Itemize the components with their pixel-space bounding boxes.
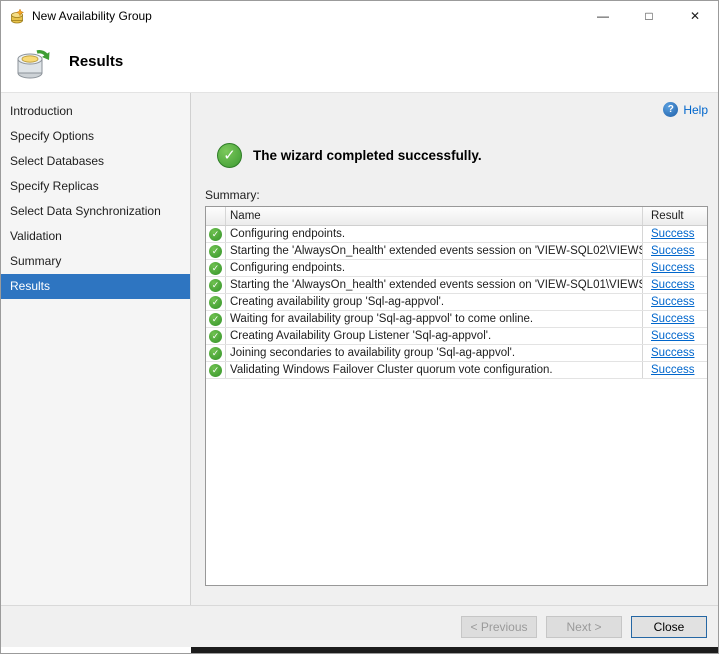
help-label: Help bbox=[683, 103, 708, 117]
help-row: ? Help bbox=[205, 101, 708, 119]
icon-column-header bbox=[206, 207, 226, 225]
table-row: ✓ Creating Availability Group Listener '… bbox=[206, 328, 707, 345]
summary-table: Name Result ✓ Configuring endpoints. Suc… bbox=[205, 206, 708, 586]
close-button[interactable]: Close bbox=[631, 616, 707, 638]
wizard-steps-sidebar: Introduction Specify Options Select Data… bbox=[1, 93, 191, 605]
success-check-icon: ✓ bbox=[209, 279, 222, 292]
table-row: ✓ Waiting for availability group 'Sql-ag… bbox=[206, 311, 707, 328]
success-link[interactable]: Success bbox=[651, 364, 694, 376]
success-check-icon: ✓ bbox=[209, 245, 222, 258]
sidebar-item-introduction[interactable]: Introduction bbox=[1, 99, 190, 124]
success-link[interactable]: Success bbox=[651, 330, 694, 342]
success-link[interactable]: Success bbox=[651, 228, 694, 240]
table-row: ✓ Configuring endpoints. Success bbox=[206, 226, 707, 243]
next-button[interactable]: Next > bbox=[546, 616, 622, 638]
window-title: New Availability Group bbox=[32, 9, 580, 23]
previous-button[interactable]: < Previous bbox=[461, 616, 537, 638]
wizard-header: Results bbox=[1, 31, 718, 93]
success-check-icon: ✓ bbox=[209, 228, 222, 241]
summary-label: Summary: bbox=[205, 188, 708, 202]
success-check-icon: ✓ bbox=[217, 143, 242, 168]
success-check-icon: ✓ bbox=[209, 330, 222, 343]
sidebar-item-results[interactable]: Results bbox=[1, 274, 190, 299]
success-link[interactable]: Success bbox=[651, 279, 694, 291]
success-link[interactable]: Success bbox=[651, 262, 694, 274]
page-title: Results bbox=[69, 53, 123, 70]
bottom-edge-dark bbox=[191, 647, 718, 653]
task-name: Creating Availability Group Listener 'Sq… bbox=[226, 328, 643, 344]
result-column-header: Result bbox=[643, 207, 707, 225]
footer-button-bar: < Previous Next > Close bbox=[1, 605, 718, 647]
sidebar-item-summary[interactable]: Summary bbox=[1, 249, 190, 274]
task-name: Starting the 'AlwaysOn_health' extended … bbox=[226, 277, 643, 293]
success-link[interactable]: Success bbox=[651, 347, 694, 359]
sidebar-item-specify-options[interactable]: Specify Options bbox=[1, 124, 190, 149]
table-row: ✓ Starting the 'AlwaysOn_health' extende… bbox=[206, 243, 707, 260]
table-row: ✓ Starting the 'AlwaysOn_health' extende… bbox=[206, 277, 707, 294]
success-check-icon: ✓ bbox=[209, 262, 222, 275]
task-name: Configuring endpoints. bbox=[226, 260, 643, 276]
help-link[interactable]: ? Help bbox=[663, 102, 708, 117]
table-row: ✓ Creating availability group 'Sql-ag-ap… bbox=[206, 294, 707, 311]
task-name: Configuring endpoints. bbox=[226, 226, 643, 242]
task-name: Starting the 'AlwaysOn_health' extended … bbox=[226, 243, 643, 259]
summary-table-header: Name Result bbox=[206, 207, 707, 226]
completion-status: ✓ The wizard completed successfully. bbox=[217, 143, 708, 168]
table-row: ✓ Joining secondaries to availability gr… bbox=[206, 345, 707, 362]
table-row: ✓ Configuring endpoints. Success bbox=[206, 260, 707, 277]
help-icon: ? bbox=[663, 102, 678, 117]
sidebar-item-specify-replicas[interactable]: Specify Replicas bbox=[1, 174, 190, 199]
success-check-icon: ✓ bbox=[209, 313, 222, 326]
success-link[interactable]: Success bbox=[651, 313, 694, 325]
wizard-window: New Availability Group — □ ✕ Results Int… bbox=[0, 0, 719, 654]
close-window-button[interactable]: ✕ bbox=[672, 1, 718, 31]
success-check-icon: ✓ bbox=[209, 364, 222, 377]
task-name: Creating availability group 'Sql-ag-appv… bbox=[226, 294, 643, 310]
name-column-header: Name bbox=[226, 207, 643, 225]
database-refresh-icon bbox=[13, 42, 53, 82]
table-row: ✓ Validating Windows Failover Cluster qu… bbox=[206, 362, 707, 379]
maximize-button[interactable]: □ bbox=[626, 1, 672, 31]
app-icon bbox=[9, 8, 25, 24]
bottom-edge bbox=[1, 647, 718, 653]
success-link[interactable]: Success bbox=[651, 296, 694, 308]
task-name: Waiting for availability group 'Sql-ag-a… bbox=[226, 311, 643, 327]
titlebar: New Availability Group — □ ✕ bbox=[1, 1, 718, 31]
bottom-edge-left bbox=[1, 647, 191, 653]
results-panel: ? Help ✓ The wizard completed successful… bbox=[191, 93, 718, 605]
completion-message: The wizard completed successfully. bbox=[253, 148, 482, 163]
wizard-body: Introduction Specify Options Select Data… bbox=[1, 93, 718, 605]
success-link[interactable]: Success bbox=[651, 245, 694, 257]
task-name: Validating Windows Failover Cluster quor… bbox=[226, 362, 643, 378]
minimize-button[interactable]: — bbox=[580, 1, 626, 31]
window-controls: — □ ✕ bbox=[580, 1, 718, 31]
sidebar-item-select-data-synchronization[interactable]: Select Data Synchronization bbox=[1, 199, 190, 224]
success-check-icon: ✓ bbox=[209, 347, 222, 360]
task-name: Joining secondaries to availability grou… bbox=[226, 345, 643, 361]
sidebar-item-select-databases[interactable]: Select Databases bbox=[1, 149, 190, 174]
sidebar-item-validation[interactable]: Validation bbox=[1, 224, 190, 249]
success-check-icon: ✓ bbox=[209, 296, 222, 309]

□ □ □

WRITTEN INSTRUCTION
Count how many lines of the items above contain the string "Joining", matching case exactly, and reply with that number only.

EXERCISE OUTPUT
2